Data records
◆ ◆ ◆ ◆ ◆

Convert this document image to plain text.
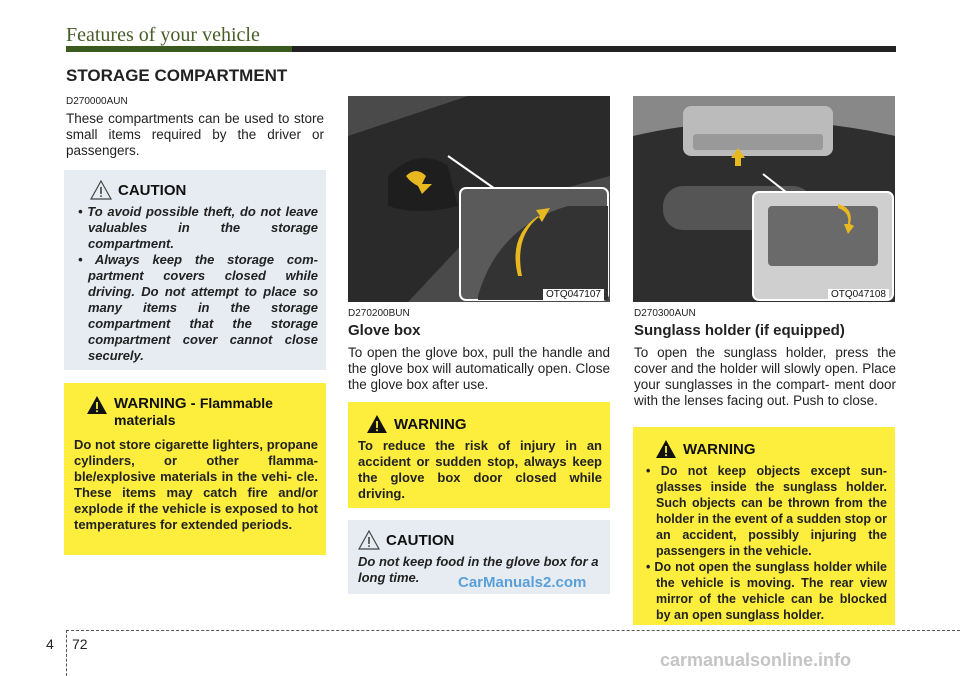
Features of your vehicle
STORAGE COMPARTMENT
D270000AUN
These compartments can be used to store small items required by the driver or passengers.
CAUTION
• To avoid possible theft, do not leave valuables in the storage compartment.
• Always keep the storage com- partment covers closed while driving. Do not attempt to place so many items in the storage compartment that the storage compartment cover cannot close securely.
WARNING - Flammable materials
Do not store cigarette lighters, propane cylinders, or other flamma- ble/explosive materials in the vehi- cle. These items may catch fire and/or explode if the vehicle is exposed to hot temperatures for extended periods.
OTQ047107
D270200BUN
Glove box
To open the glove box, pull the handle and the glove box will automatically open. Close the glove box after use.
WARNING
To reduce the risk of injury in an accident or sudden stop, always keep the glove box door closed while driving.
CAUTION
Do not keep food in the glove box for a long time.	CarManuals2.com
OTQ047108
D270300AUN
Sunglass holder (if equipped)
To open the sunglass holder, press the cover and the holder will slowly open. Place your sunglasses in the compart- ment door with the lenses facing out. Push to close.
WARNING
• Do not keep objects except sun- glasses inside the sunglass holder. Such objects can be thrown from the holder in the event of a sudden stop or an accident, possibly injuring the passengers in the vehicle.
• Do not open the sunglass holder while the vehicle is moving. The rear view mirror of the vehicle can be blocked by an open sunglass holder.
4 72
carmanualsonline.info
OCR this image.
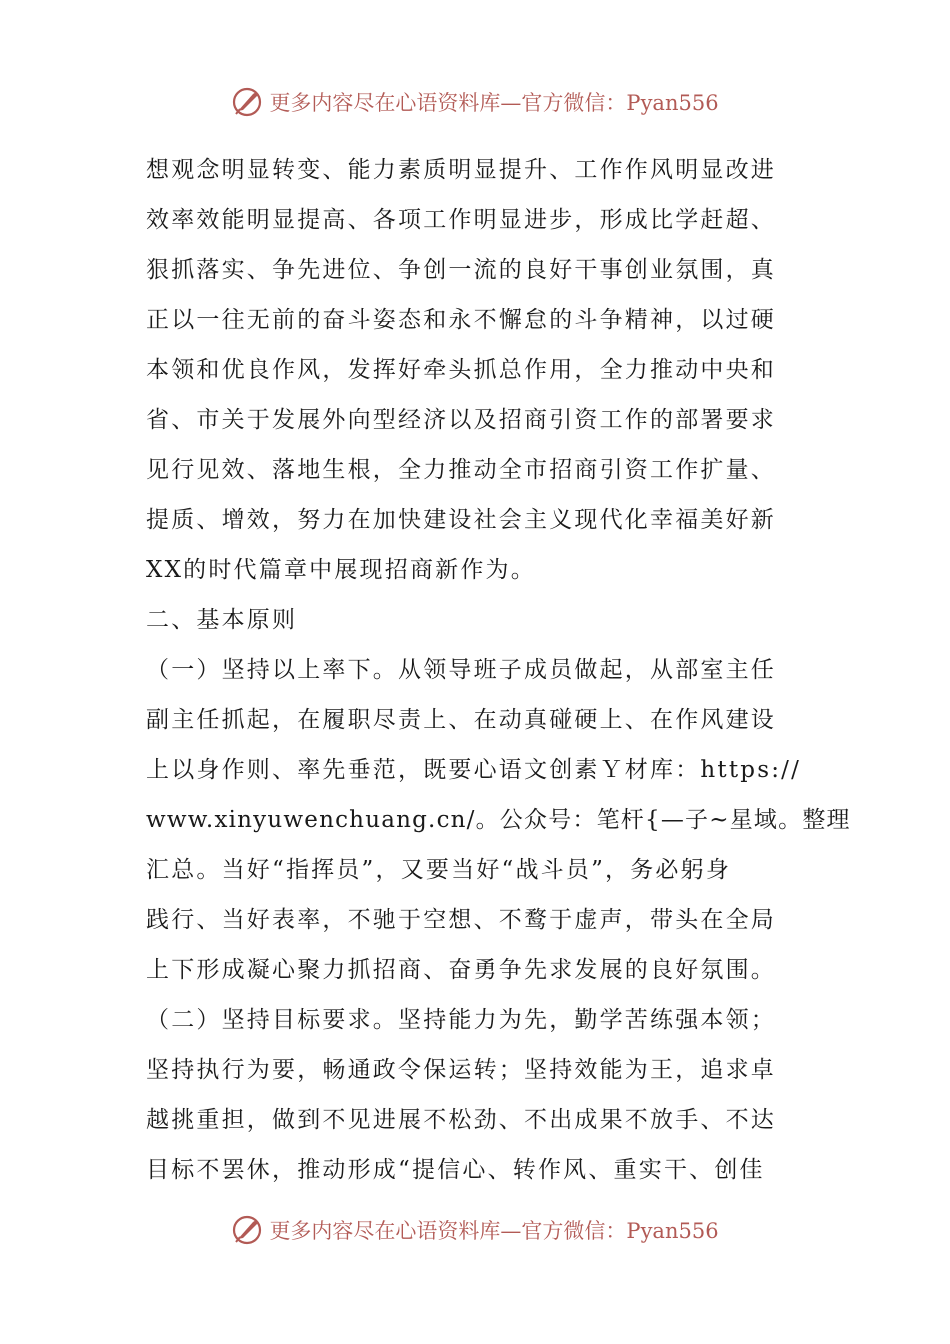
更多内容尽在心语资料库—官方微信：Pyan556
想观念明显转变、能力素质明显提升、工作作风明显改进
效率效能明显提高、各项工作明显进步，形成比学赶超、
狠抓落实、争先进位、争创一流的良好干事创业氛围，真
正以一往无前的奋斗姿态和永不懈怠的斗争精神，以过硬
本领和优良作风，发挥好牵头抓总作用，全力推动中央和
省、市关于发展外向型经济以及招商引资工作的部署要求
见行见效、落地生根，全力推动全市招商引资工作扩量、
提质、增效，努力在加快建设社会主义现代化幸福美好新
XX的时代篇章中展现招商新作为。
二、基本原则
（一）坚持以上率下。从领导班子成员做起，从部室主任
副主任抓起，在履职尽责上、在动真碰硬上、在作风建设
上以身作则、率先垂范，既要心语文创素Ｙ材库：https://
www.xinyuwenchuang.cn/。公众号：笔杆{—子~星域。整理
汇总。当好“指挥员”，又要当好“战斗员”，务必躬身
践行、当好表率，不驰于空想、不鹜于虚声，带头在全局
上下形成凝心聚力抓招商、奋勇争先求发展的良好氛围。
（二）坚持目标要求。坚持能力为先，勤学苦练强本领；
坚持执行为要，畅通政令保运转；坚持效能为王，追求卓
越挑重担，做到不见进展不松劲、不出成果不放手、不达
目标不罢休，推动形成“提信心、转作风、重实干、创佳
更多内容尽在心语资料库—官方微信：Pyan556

◆ ◆ ◆ ◆ ◆

State how many lines of the listing above include the word "door". Give nothing but the number.

2